#### [Set problem]
Transcribe each line of the records below exactly, excluding any embedded images.

Stored entries:
»»

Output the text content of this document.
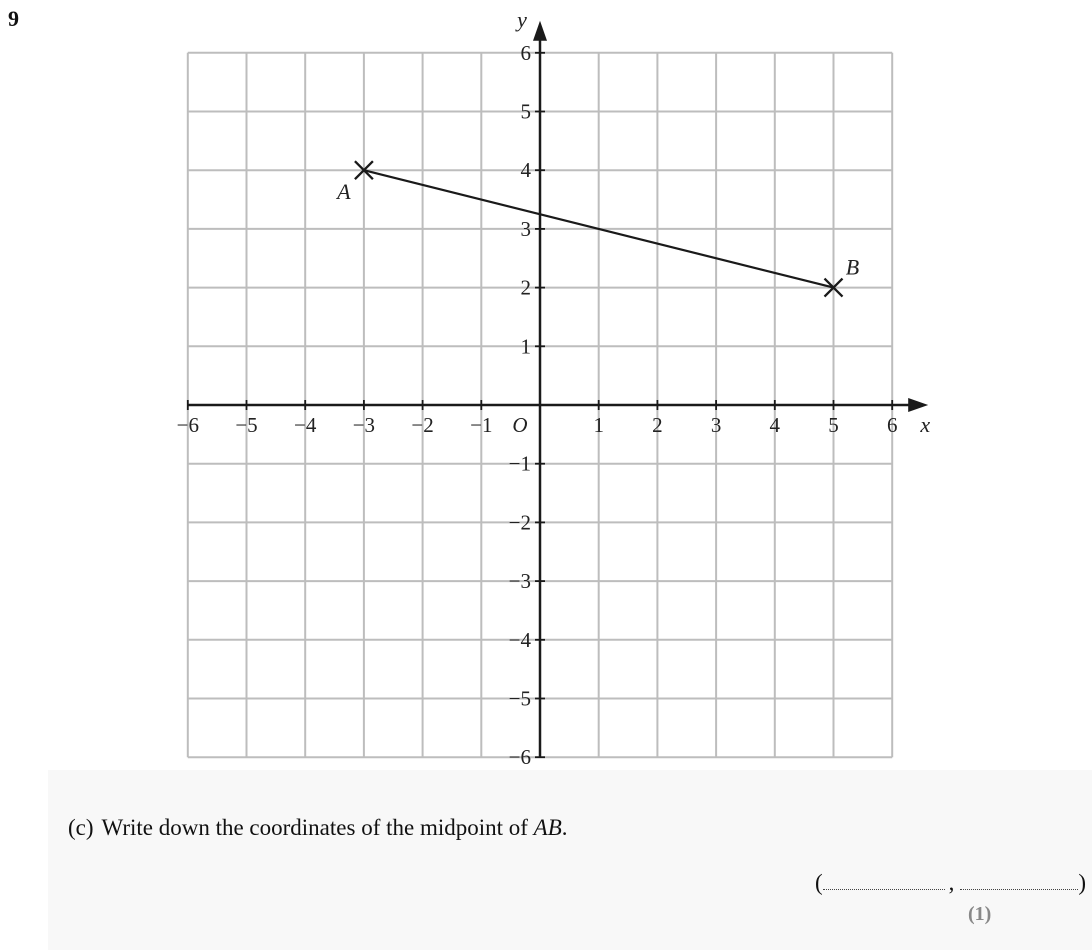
9
−6 −5 −4 −3 −2 −1	1 2 3 4 5 6
6
5
4
3
2
1
−1
−2
−3
−4
−5
−6
x
y
O
A
B
(c) Write down the coordinates of the midpoint of AB.
(	,	)
(1)
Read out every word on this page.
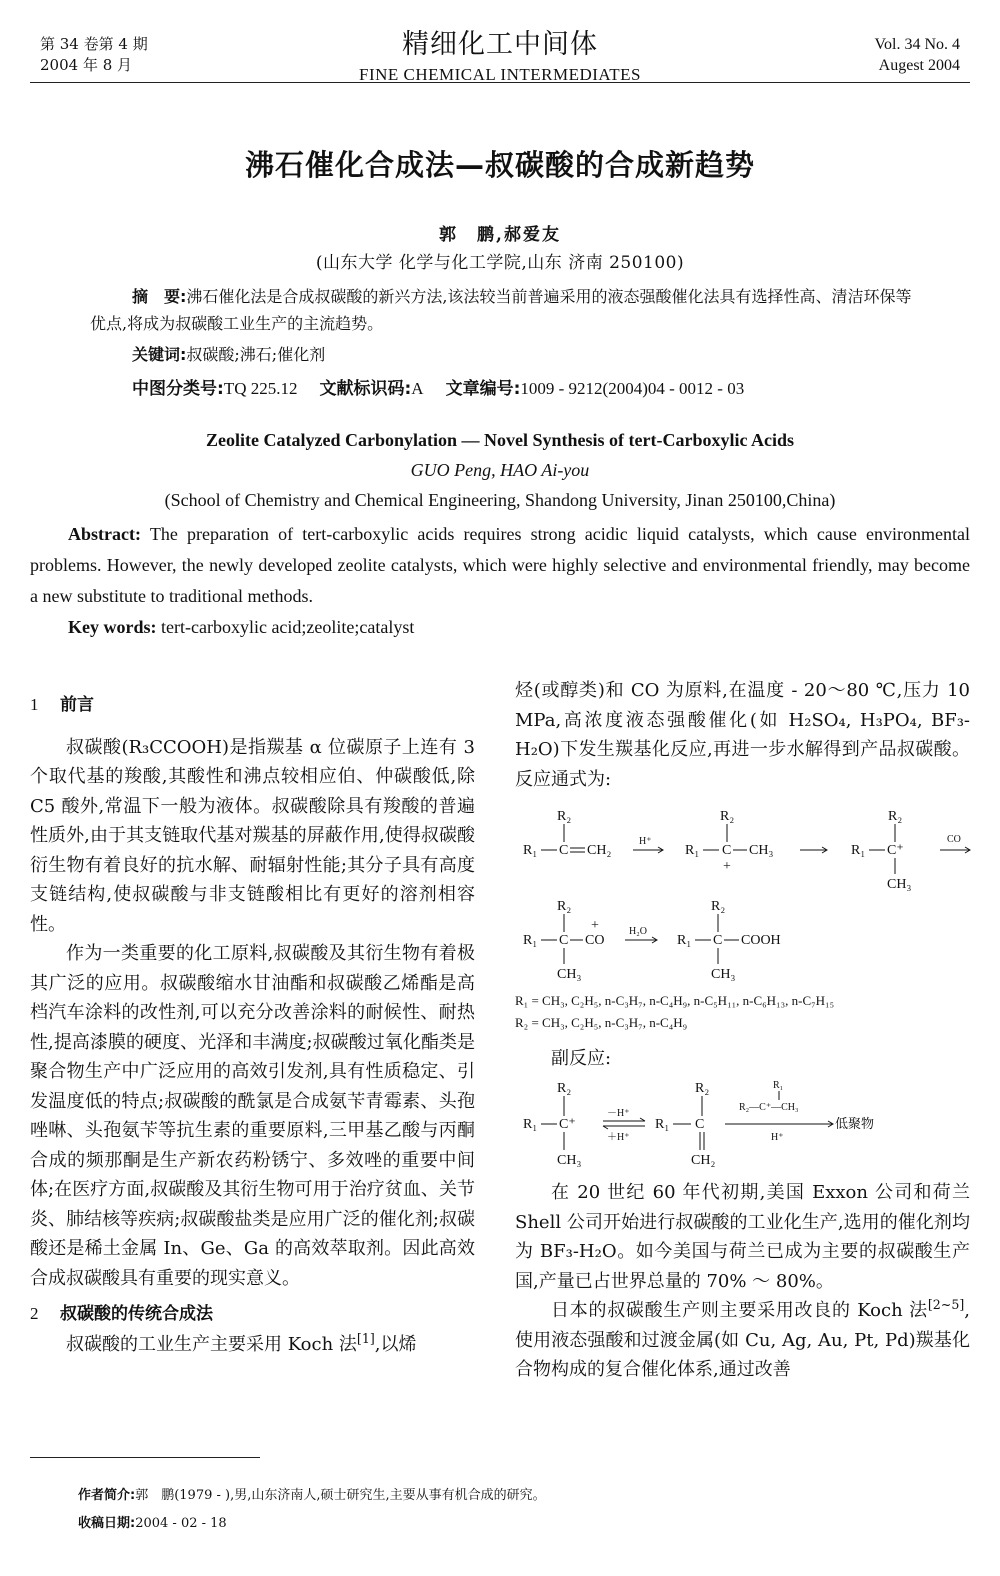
第 34 卷第 4 期
2004 年 8 月
精细化工中间体
FINE CHEMICAL INTERMEDIATES
Vol. 34 No. 4
Augest 2004
沸石催化合成法—叔碳酸的合成新趋势
郭　鹏,郝爱友
(山东大学 化学与化工学院,山东 济南 250100)
摘　要:沸石催化法是合成叔碳酸的新兴方法,该法较当前普遍采用的液态强酸催化法具有选择性高、清洁环保等优点,将成为叔碳酸工业生产的主流趋势。
关键词:叔碳酸;沸石;催化剂
中图分类号:TQ 225.12 文献标识码:A 文章编号:1009 - 9212(2004)04 - 0012 - 03
Zeolite Catalyzed Carbonylation — Novel Synthesis of tert-Carboxylic Acids
GUO Peng, HAO Ai-you
(School of Chemistry and Chemical Engineering, Shandong University, Jinan 250100,China)
Abstract: The preparation of tert-carboxylic acids requires strong acidic liquid catalysts, which cause environmental problems. However, the newly developed zeolite catalysts, which were highly selective and environmental friendly, may become a new substitute to traditional methods.
Key words: tert-carboxylic acid;zeolite;catalyst

1 前言

叔碳酸(R₃CCOOH)是指羰基 α 位碳原子上连有 3 个取代基的羧酸,其酸性和沸点较相应伯、仲碳酸低,除 C5 酸外,常温下一般为液体。叔碳酸除具有羧酸的普遍性质外,由于其支链取代基对羰基的屏蔽作用,使得叔碳酸衍生物有着良好的抗水解、耐辐射性能;其分子具有高度支链结构,使叔碳酸与非支链酸相比有更好的溶剂相容性。

作为一类重要的化工原料,叔碳酸及其衍生物有着极其广泛的应用。叔碳酸缩水甘油酯和叔碳酸乙烯酯是高档汽车涂料的改性剂,可以充分改善涂料的耐候性、耐热性,提高漆膜的硬度、光泽和丰满度;叔碳酸过氧化酯类是聚合物生产中广泛应用的高效引发剂,具有性质稳定、引发温度低的特点;叔碳酸的酰氯是合成氨苄青霉素、头孢唑啉、头孢氨苄等抗生素的重要原料,三甲基乙酸与丙酮合成的频那酮是生产新农药粉锈宁、多效唑的重要中间体;在医疗方面,叔碳酸及其衍生物可用于治疗贫血、关节炎、肺结核等疾病;叔碳酸盐类是应用广泛的催化剂;叔碳酸还是稀土金属 In、Ge、Ga 的高效萃取剂。因此高效合成叔碳酸具有重要的现实意义。

2 叔碳酸的传统合成法

叔碳酸的工业生产主要采用 Koch 法[1],以烯

烃(或醇类)和 CO 为原料,在温度 - 20～80 ℃,压力 10 MPa,高浓度液态强酸催化(如 H₂SO₄, H₃PO₄, BF₃-H₂O)下发生羰基化反应,再进一步水解得到产品叔碳酸。反应通式为:

R₂
R₁ C CH₂
H⁺
R₂
R₁ C CH₃
+
R₂
R₁ C⁺
CH₃
CO
R₂
R₁ C CO
+
CH₃
H₂O
R₂
R₁ C COOH
CH₃
R₁ = CH₃, C₂H₅, n-C₃H₇, n-C₄H₉, n-C₅H₁₁, n-C₆H₁₃, n-C₇H₁₅
R₂ = CH₃, C₂H₅, n-C₃H₇, n-C₄H₉
副反应:
R₂
R₁ C⁺
CH₃
－H⁺
＋H⁺
R₂
R₁ C
CH₂
R₁
R₂—C⁺—CH₃
H⁺
低聚物

在 20 世纪 60 年代初期,美国 Exxon 公司和荷兰 Shell 公司开始进行叔碳酸的工业化生产,选用的催化剂均为 BF₃-H₂O。如今美国与荷兰已成为主要的叔碳酸生产国,产量已占世界总量的 70% ～ 80%。

日本的叔碳酸生产则主要采用改良的 Koch 法[2~5],使用液态强酸和过渡金属(如 Cu, Ag, Au, Pt, Pd)羰基化合物构成的复合催化体系,通过改善

作者简介:郭　鹏(1979 - ),男,山东济南人,硕士研究生,主要从事有机合成的研究。
收稿日期:2004 - 02 - 18
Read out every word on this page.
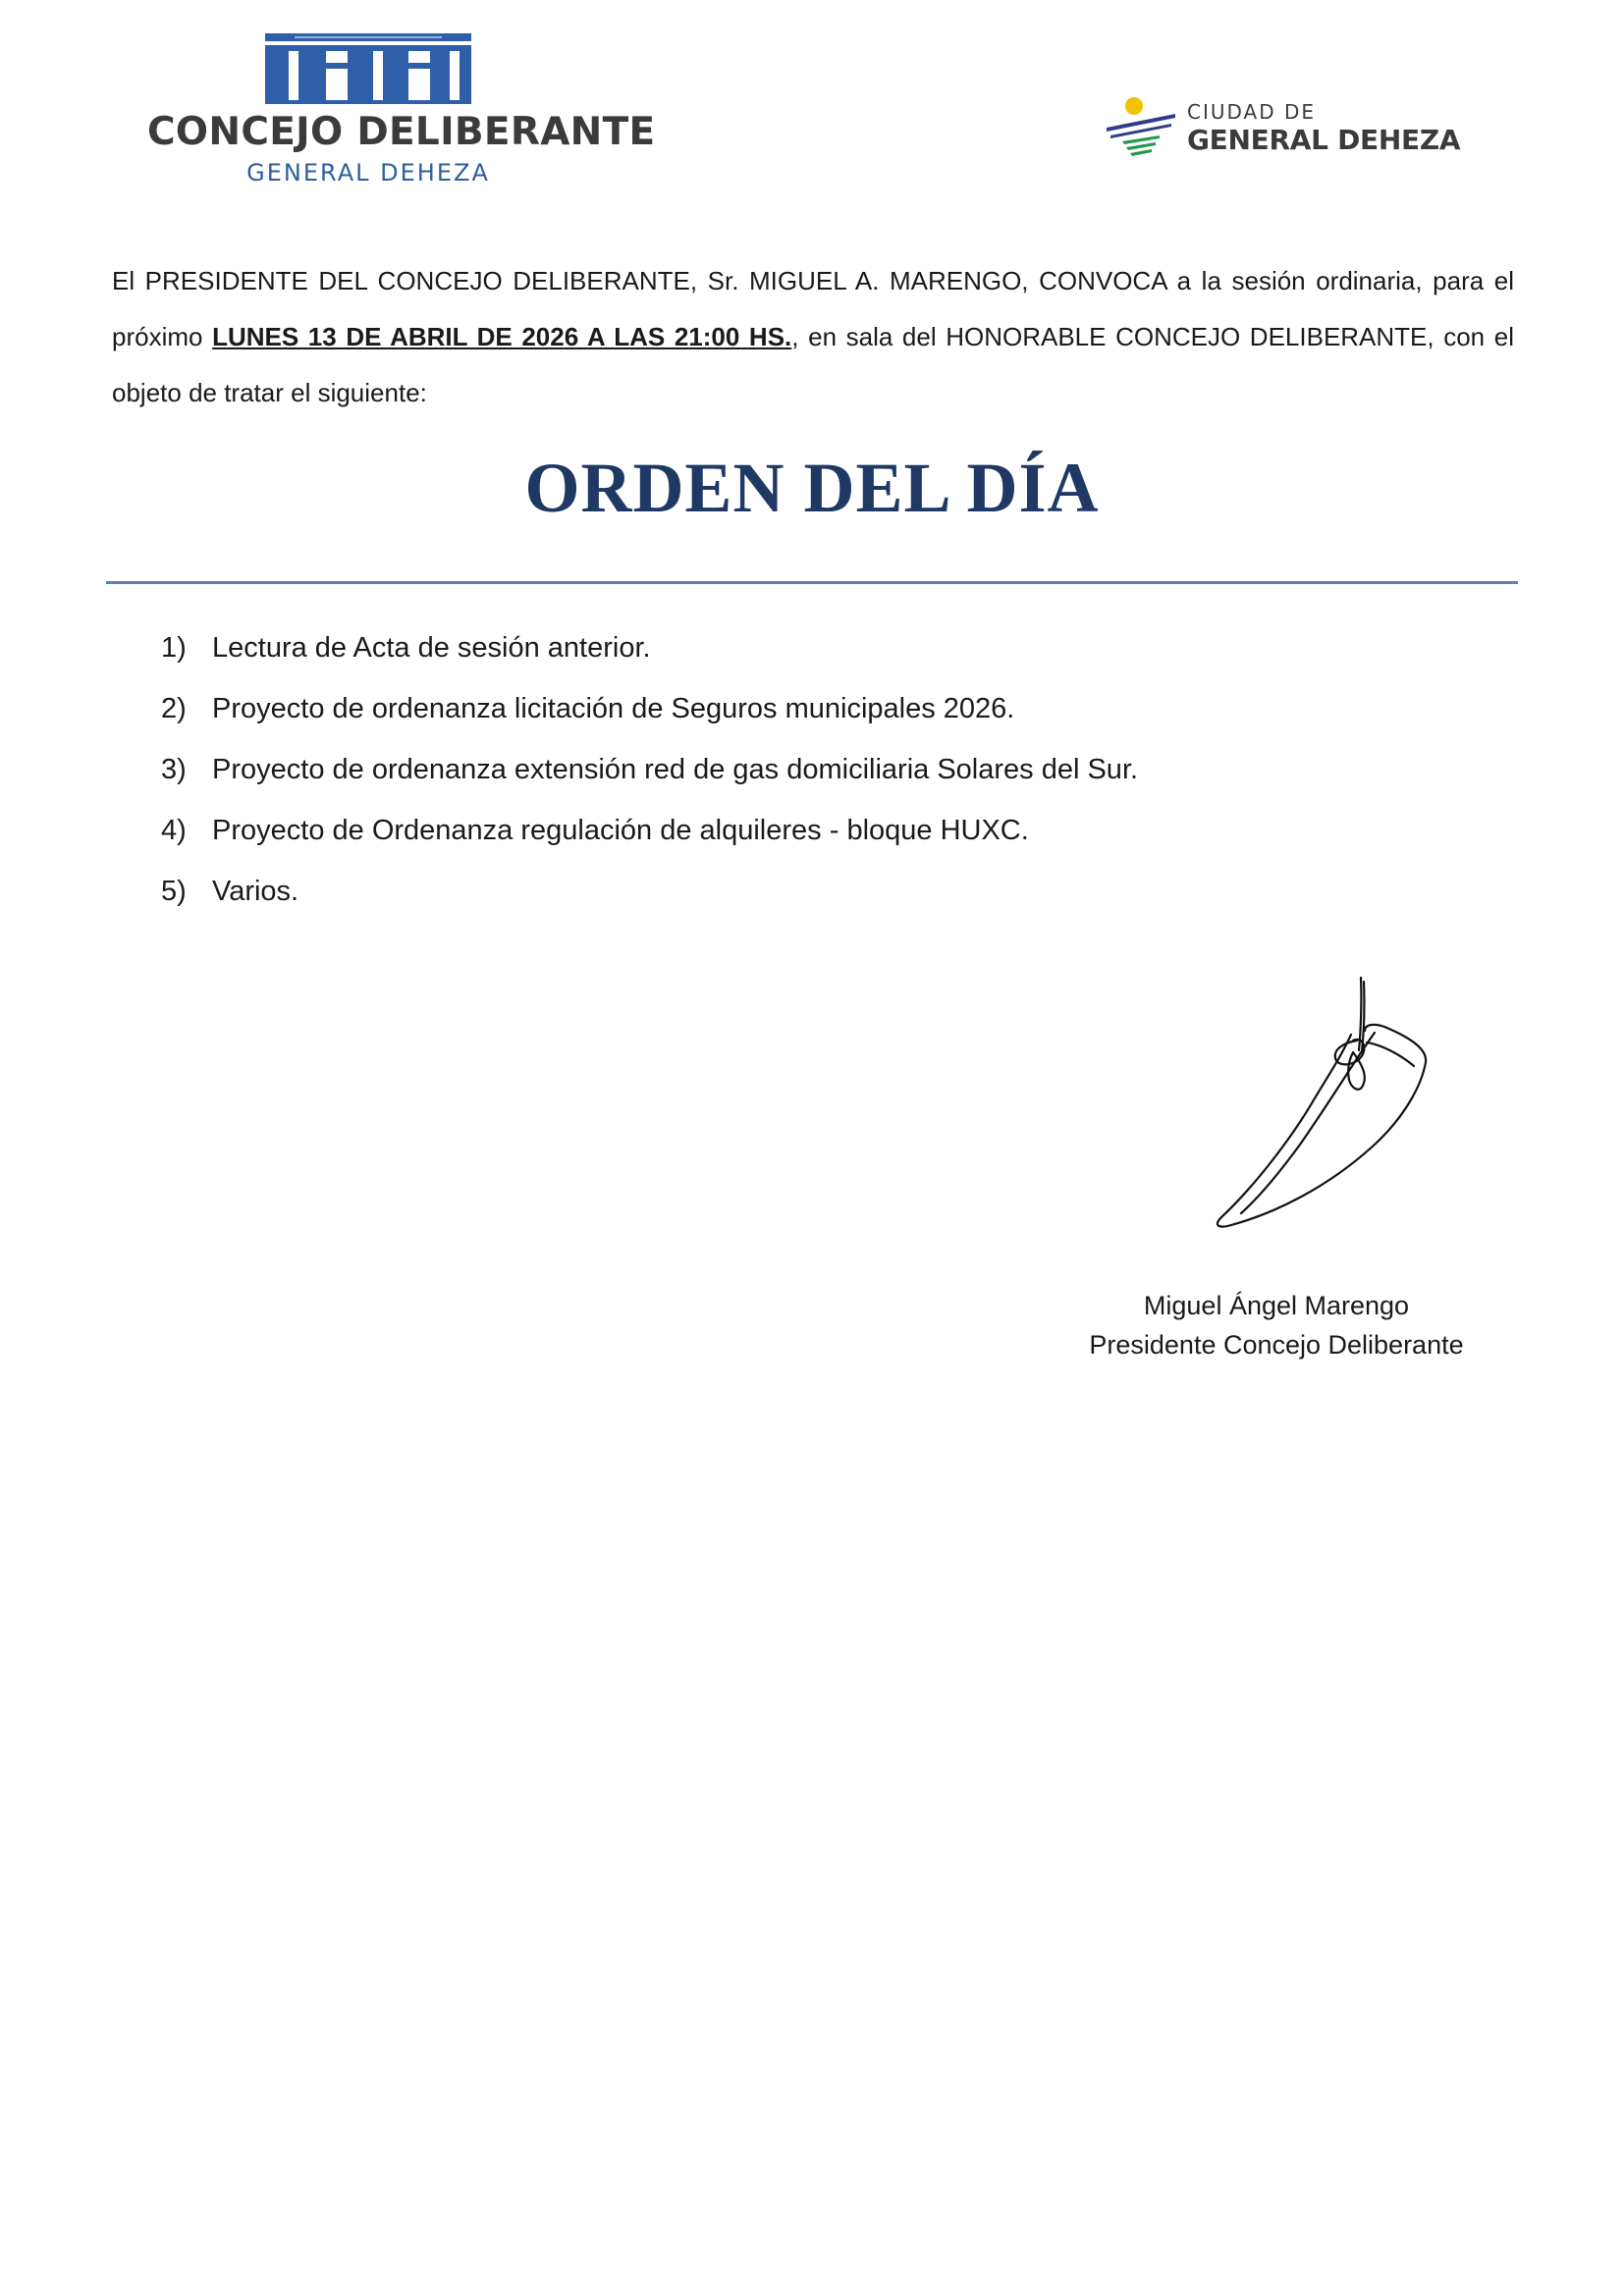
CONCEJO DELIBERANTE
GENERAL DEHEZA
CIUDAD DE
GENERAL DEHEZA

El PRESIDENTE DEL CONCEJO DELIBERANTE, Sr. MIGUEL A. MARENGO, CONVOCA a la sesión ordinaria, para el próximo LUNES 13 DE ABRIL DE 2026 A LAS 21:00 HS., en sala del HONORABLE CONCEJO DELIBERANTE, con el objeto de tratar el siguiente:

ORDEN DEL DÍA
1) Lectura de Acta de sesión anterior.
2) Proyecto de ordenanza licitación de Seguros municipales 2026.
3) Proyecto de ordenanza extensión red de gas domiciliaria Solares del Sur.
4) Proyecto de Ordenanza regulación de alquileres - bloque HUXC.
5) Varios.
Miguel Ángel Marengo
Presidente Concejo Deliberante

««

#### [Exercise response]
Output the text content of this document.
9
−6 −5 −4 −3 −2 −1	1 2 3 4 5 6
6
5
4
3
2
1
−1
−2
−3
−4
−5
−6
x
y
O
A
B
(c) Write down the coordinates of the midpoint of AB.
(	,	)
(1)
Read out every word on this page.
第 34 卷第 4 期
2004 年 8 月
精细化工中间体
FINE CHEMICAL INTERMEDIATES
Vol. 34 No. 4
Augest 2004
沸石催化合成法—叔碳酸的合成新趋势
郭　鹏,郝爱友
(山东大学 化学与化工学院,山东 济南 250100)
摘　要:沸石催化法是合成叔碳酸的新兴方法,该法较当前普遍采用的液态强酸催化法具有选择性高、清洁环保等优点,将成为叔碳酸工业生产的主流趋势。
关键词:叔碳酸;沸石;催化剂
中图分类号:TQ 225.12 文献标识码:A 文章编号:1009 - 9212(2004)04 - 0012 - 03
Zeolite Catalyzed Carbonylation — Novel Synthesis of tert-Carboxylic Acids
GUO Peng, HAO Ai-you
(School of Chemistry and Chemical Engineering, Shandong University, Jinan 250100,China)
Abstract: The preparation of tert-carboxylic acids requires strong acidic liquid catalysts, which cause environmental problems. However, the newly developed zeolite catalysts, which were highly selective and environmental friendly, may become a new substitute to traditional methods.
Key words: tert-carboxylic acid;zeolite;catalyst

1 前言

叔碳酸(R₃CCOOH)是指羰基 α 位碳原子上连有 3 个取代基的羧酸,其酸性和沸点较相应伯、仲碳酸低,除 C5 酸外,常温下一般为液体。叔碳酸除具有羧酸的普遍性质外,由于其支链取代基对羰基的屏蔽作用,使得叔碳酸衍生物有着良好的抗水解、耐辐射性能;其分子具有高度支链结构,使叔碳酸与非支链酸相比有更好的溶剂相容性。

作为一类重要的化工原料,叔碳酸及其衍生物有着极其广泛的应用。叔碳酸缩水甘油酯和叔碳酸乙烯酯是高档汽车涂料的改性剂,可以充分改善涂料的耐候性、耐热性,提高漆膜的硬度、光泽和丰满度;叔碳酸过氧化酯类是聚合物生产中广泛应用的高效引发剂,具有性质稳定、引发温度低的特点;叔碳酸的酰氯是合成氨苄青霉素、头孢唑啉、头孢氨苄等抗生素的重要原料,三甲基乙酸与丙酮合成的频那酮是生产新农药粉锈宁、多效唑的重要中间体;在医疗方面,叔碳酸及其衍生物可用于治疗贫血、关节炎、肺结核等疾病;叔碳酸盐类是应用广泛的催化剂;叔碳酸还是稀土金属 In、Ge、Ga 的高效萃取剂。因此高效合成叔碳酸具有重要的现实意义。

2 叔碳酸的传统合成法

叔碳酸的工业生产主要采用 Koch 法[1],以烯

烃(或醇类)和 CO 为原料,在温度 - 20～80 ℃,压力 10 MPa,高浓度液态强酸催化(如 H₂SO₄, H₃PO₄, BF₃-H₂O)下发生羰基化反应,再进一步水解得到产品叔碳酸。反应通式为:

R₂
R₁ C CH₂
H⁺
R₂
R₁ C CH₃
+
R₂
R₁ C⁺
CH₃
CO
R₂
R₁ C CO
+
CH₃
H₂O
R₂
R₁ C COOH
CH₃
R₁ = CH₃, C₂H₅, n-C₃H₇, n-C₄H₉, n-C₅H₁₁, n-C₆H₁₃, n-C₇H₁₅
R₂ = CH₃, C₂H₅, n-C₃H₇, n-C₄H₉
副反应:
R₂
R₁ C⁺
CH₃
－H⁺
＋H⁺
R₂
R₁ C
CH₂
R₁
R₂—C⁺—CH₃
H⁺
低聚物

在 20 世纪 60 年代初期,美国 Exxon 公司和荷兰 Shell 公司开始进行叔碳酸的工业化生产,选用的催化剂均为 BF₃-H₂O。如今美国与荷兰已成为主要的叔碳酸生产国,产量已占世界总量的 70% ～ 80%。

日本的叔碳酸生产则主要采用改良的 Koch 法[2~5],使用液态强酸和过渡金属(如 Cu, Ag, Au, Pt, Pd)羰基化合物构成的复合催化体系,通过改善

作者简介:郭　鹏(1979 - ),男,山东济南人,硕士研究生,主要从事有机合成的研究。
收稿日期:2004 - 02 - 18
Read out every word on this page.
CONCEJO DELIBERANTE
GENERAL DEHEZA
CIUDAD DE
GENERAL DEHEZA

El PRESIDENTE DEL CONCEJO DELIBERANTE, Sr. MIGUEL A. MARENGO, CONVOCA a la sesión ordinaria, para el próximo LUNES 13 DE ABRIL DE 2026 A LAS 21:00 HS., en sala del HONORABLE CONCEJO DELIBERANTE, con el objeto de tratar el siguiente:

ORDEN DEL DÍA
1) Lectura de Acta de sesión anterior.
2) Proyecto de ordenanza licitación de Seguros municipales 2026.
3) Proyecto de ordenanza extensión red de gas domiciliaria Solares del Sur.
4) Proyecto de Ordenanza regulación de alquileres - bloque HUXC.
5) Varios.
Miguel Ángel Marengo
Presidente Concejo Deliberante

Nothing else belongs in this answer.